Objectives
1 - Please list the names the thread on JavaScript random numbers gives for the human tendency to see patterns in random sequences.
2 - In the thread on JavaScript random numbers, why should the random.org API be used only for seeding rather than for every number?
3 - Carry on the thread on JavaScript random numbers from its final sentence.

Quoted text
————

True or better Random numbers with Javascript

Question

I have all kinds of resources that rely on javascript random numbers. However, I've been seeing a lot of problems where random isn't so random because of the way I'm generating random numbers.

Is there any javascript resource for me to generate true, or just better random numbers?

I know that I can interface with Random.org, but what other options do I have?

I'm using:

function rand( lowest, highest){
    var adjustedHigh = (highest - lowest) + 1;       
    return Math.floor(Math.random()*adjustedHigh) + parseFloat(lowest);
}

Answer 1

Assuming you're not just seeing patterns where there aren't any, try a Mersenee Twister (Wikipedia article here). There are various implementations like this one on github.

Similar SO question:

Seedable JavaScript random number generator

If you want something closer to truly random, then consider using the random.org API to get truly random numbers, although I would suggest only using that to seed, not for every number, as you need to abide by their usage limits.

Answer 2

Tweaking numbers so they "look random"

I agree with Phil H that humans are so good at finding patterns that they often think they see patterns even in "perfectly random" sequences of numbers (clustering illusion, apophenia, gambler's fallacy, etc).

Plots of true random positions generally have lots of clumps and points that "coincidentally" fall very close together, which looks pretty suspicious.

Artists often take completely randomly generated patterns and "nudge" them to make them appear "more random", even though that careful nudging actually makes the pattern less random (a), (b), (c), (d), etc.

————

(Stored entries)
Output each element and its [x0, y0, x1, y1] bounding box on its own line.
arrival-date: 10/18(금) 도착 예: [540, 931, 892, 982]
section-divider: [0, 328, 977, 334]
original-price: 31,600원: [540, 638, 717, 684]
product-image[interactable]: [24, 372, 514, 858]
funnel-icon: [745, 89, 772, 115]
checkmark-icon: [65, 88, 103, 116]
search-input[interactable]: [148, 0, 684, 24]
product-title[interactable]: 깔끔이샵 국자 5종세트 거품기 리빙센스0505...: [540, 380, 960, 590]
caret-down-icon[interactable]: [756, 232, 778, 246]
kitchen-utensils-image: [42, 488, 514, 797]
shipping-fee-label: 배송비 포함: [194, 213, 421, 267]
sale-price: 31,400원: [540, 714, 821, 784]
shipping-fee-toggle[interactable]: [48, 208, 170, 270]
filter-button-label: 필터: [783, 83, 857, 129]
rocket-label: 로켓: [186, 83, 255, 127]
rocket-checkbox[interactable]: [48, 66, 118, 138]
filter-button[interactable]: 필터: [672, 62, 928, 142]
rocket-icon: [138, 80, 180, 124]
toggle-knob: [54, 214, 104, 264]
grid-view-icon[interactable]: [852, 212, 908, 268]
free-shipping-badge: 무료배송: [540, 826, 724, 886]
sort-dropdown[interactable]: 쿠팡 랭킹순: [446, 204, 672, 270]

————

Results of the tasks
1 - clustering illusion, apophenia, gambler's fallacy

2 - Because you need to abide by their usage limits.

3 -
Alternatively, a low-discrepancy sequence sometimes "looks better" than a true random sequence and is much faster to generate.

Fast random number generators

There are many "random number generators" across a whole spectrum from "extremely fast" to "relatively slow" and from "easy for even a human to see patterns" to "unlikely that unassisted humans could ever see any patterns" to "cryptographically secure and, after seeded with adequate amounts of entropy, as far as we can tell, indistinguishable from random to any attacker using less than all the energy produced by humanity for a month."

Non-cryptographic-strength random number generators that still give excellent output (unlikely that unassisted humans could ever see any patterns) include the Mersenne twister, multiply-with-carry, Lagged Fibonacci generator, Well equidistributed long-period linear, Xorshift, etc.

Cryptographic random number techniques that work with some browsers

I hear that Cryptocat and other JavaScript applications use the convenient window.crypto.getRandomValues() or window.msCrypto.getRandomValues() or SubtleCrypto.generateKey() functions that are designed to generate cryptographic random numbers. Unfortunately, that function is not available in IE 11 and below.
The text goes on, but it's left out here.